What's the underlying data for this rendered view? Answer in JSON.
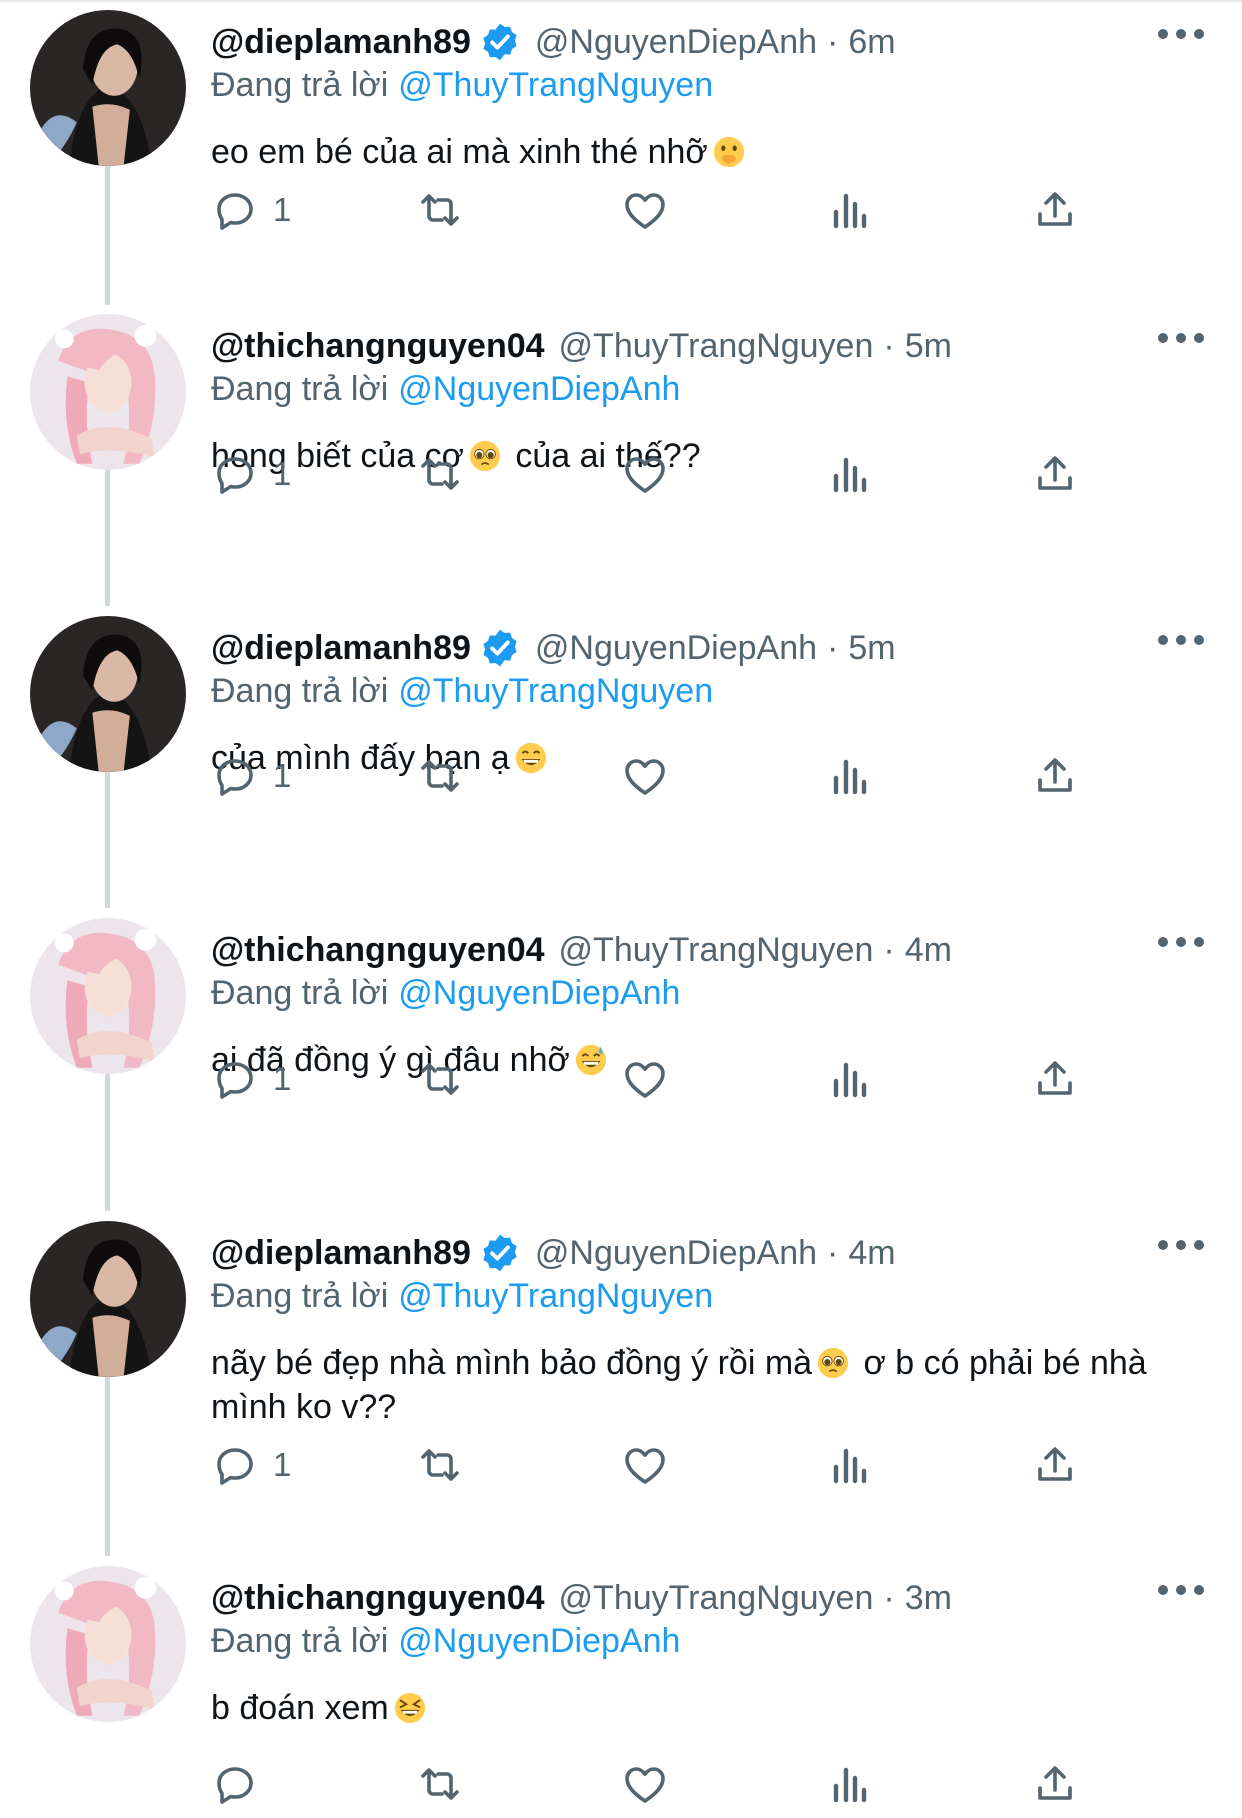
{
  "reply_prefix": "Đang trả lời",
  "colors": {
    "accent": "#1d9bf0",
    "secondary_text": "#536471",
    "thread_line": "#cfd9de"
  },
  "tweets": [
    {
      "display_name": "@dieplamanh89",
      "verified": true,
      "handle": "@NguyenDiepAnh",
      "time": "6m",
      "replying_to": "@ThuyTrangNguyen",
      "text_parts": [
        "eo em bé của ai mà xinh thé nhỡ",
        ""
      ],
      "emoji": "hand-over-mouth-emoji",
      "reply_count": "1"
    },
    {
      "display_name": "@thichangnguyen04",
      "verified": false,
      "handle": "@ThuyTrangNguyen",
      "time": "5m",
      "replying_to": "@NguyenDiepAnh",
      "text_parts": [
        "hong biết của cơ",
        " của ai thế??"
      ],
      "emoji": "pleading-face-emoji",
      "reply_count": "1"
    },
    {
      "display_name": "@dieplamanh89",
      "verified": true,
      "handle": "@NguyenDiepAnh",
      "time": "5m",
      "replying_to": "@ThuyTrangNguyen",
      "text_parts": [
        "của mình đấy bạn ạ",
        ""
      ],
      "emoji": "grinning-face-emoji",
      "reply_count": "1"
    },
    {
      "display_name": "@thichangnguyen04",
      "verified": false,
      "handle": "@ThuyTrangNguyen",
      "time": "4m",
      "replying_to": "@NguyenDiepAnh",
      "text_parts": [
        "ai đã đồng ý gì đâu nhỡ",
        ""
      ],
      "emoji": "grinning-sweat-emoji",
      "reply_count": "1"
    },
    {
      "display_name": "@dieplamanh89",
      "verified": true,
      "handle": "@NguyenDiepAnh",
      "time": "4m",
      "replying_to": "@ThuyTrangNguyen",
      "text_parts": [
        "nãy bé đẹp nhà mình bảo đồng ý rồi mà",
        " ơ b có phải bé nhà mình ko v??"
      ],
      "emoji": "pleading-face-emoji",
      "reply_count": "1"
    },
    {
      "display_name": "@thichangnguyen04",
      "verified": false,
      "handle": "@ThuyTrangNguyen",
      "time": "3m",
      "replying_to": "@NguyenDiepAnh",
      "text_parts": [
        "b đoán xem",
        ""
      ],
      "emoji": "laughing-squint-emoji",
      "reply_count": ""
    }
  ]
}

......

Objective:
Retype all entries exactly as they appear, dropping the images.

The output:
What's the underlying data for this rendered view? Answer in JSON.
{
  "reply_prefix": "Đang trả lời",
  "colors": {
    "accent": "#1d9bf0",
    "secondary_text": "#536471",
    "thread_line": "#cfd9de"
  },
  "tweets": [
    {
      "display_name": "@dieplamanh89",
      "verified": true,
      "handle": "@NguyenDiepAnh",
      "time": "6m",
      "replying_to": "@ThuyTrangNguyen",
      "text_parts": [
        "eo em bé của ai mà xinh thé nhỡ",
        ""
      ],
      "emoji": "hand-over-mouth-emoji",
      "reply_count": "1"
    },
    {
      "display_name": "@thichangnguyen04",
      "verified": false,
      "handle": "@ThuyTrangNguyen",
      "time": "5m",
      "replying_to": "@NguyenDiepAnh",
      "text_parts": [
        "hong biết của cơ",
        " của ai thế??"
      ],
      "emoji": "pleading-face-emoji",
      "reply_count": "1"
    },
    {
      "display_name": "@dieplamanh89",
      "verified": true,
      "handle": "@NguyenDiepAnh",
      "time": "5m",
      "replying_to": "@ThuyTrangNguyen",
      "text_parts": [
        "của mình đấy bạn ạ",
        ""
      ],
      "emoji": "grinning-face-emoji",
      "reply_count": "1"
    },
    {
      "display_name": "@thichangnguyen04",
      "verified": false,
      "handle": "@ThuyTrangNguyen",
      "time": "4m",
      "replying_to": "@NguyenDiepAnh",
      "text_parts": [
        "ai đã đồng ý gì đâu nhỡ",
        ""
      ],
      "emoji": "grinning-sweat-emoji",
      "reply_count": "1"
    },
    {
      "display_name": "@dieplamanh89",
      "verified": true,
      "handle": "@NguyenDiepAnh",
      "time": "4m",
      "replying_to": "@ThuyTrangNguyen",
      "text_parts": [
        "nãy bé đẹp nhà mình bảo đồng ý rồi mà",
        " ơ b có phải bé nhà mình ko v??"
      ],
      "emoji": "pleading-face-emoji",
      "reply_count": "1"
    },
    {
      "display_name": "@thichangnguyen04",
      "verified": false,
      "handle": "@ThuyTrangNguyen",
      "time": "3m",
      "replying_to": "@NguyenDiepAnh",
      "text_parts": [
        "b đoán xem",
        ""
      ],
      "emoji": "laughing-squint-emoji",
      "reply_count": ""
    }
  ]
}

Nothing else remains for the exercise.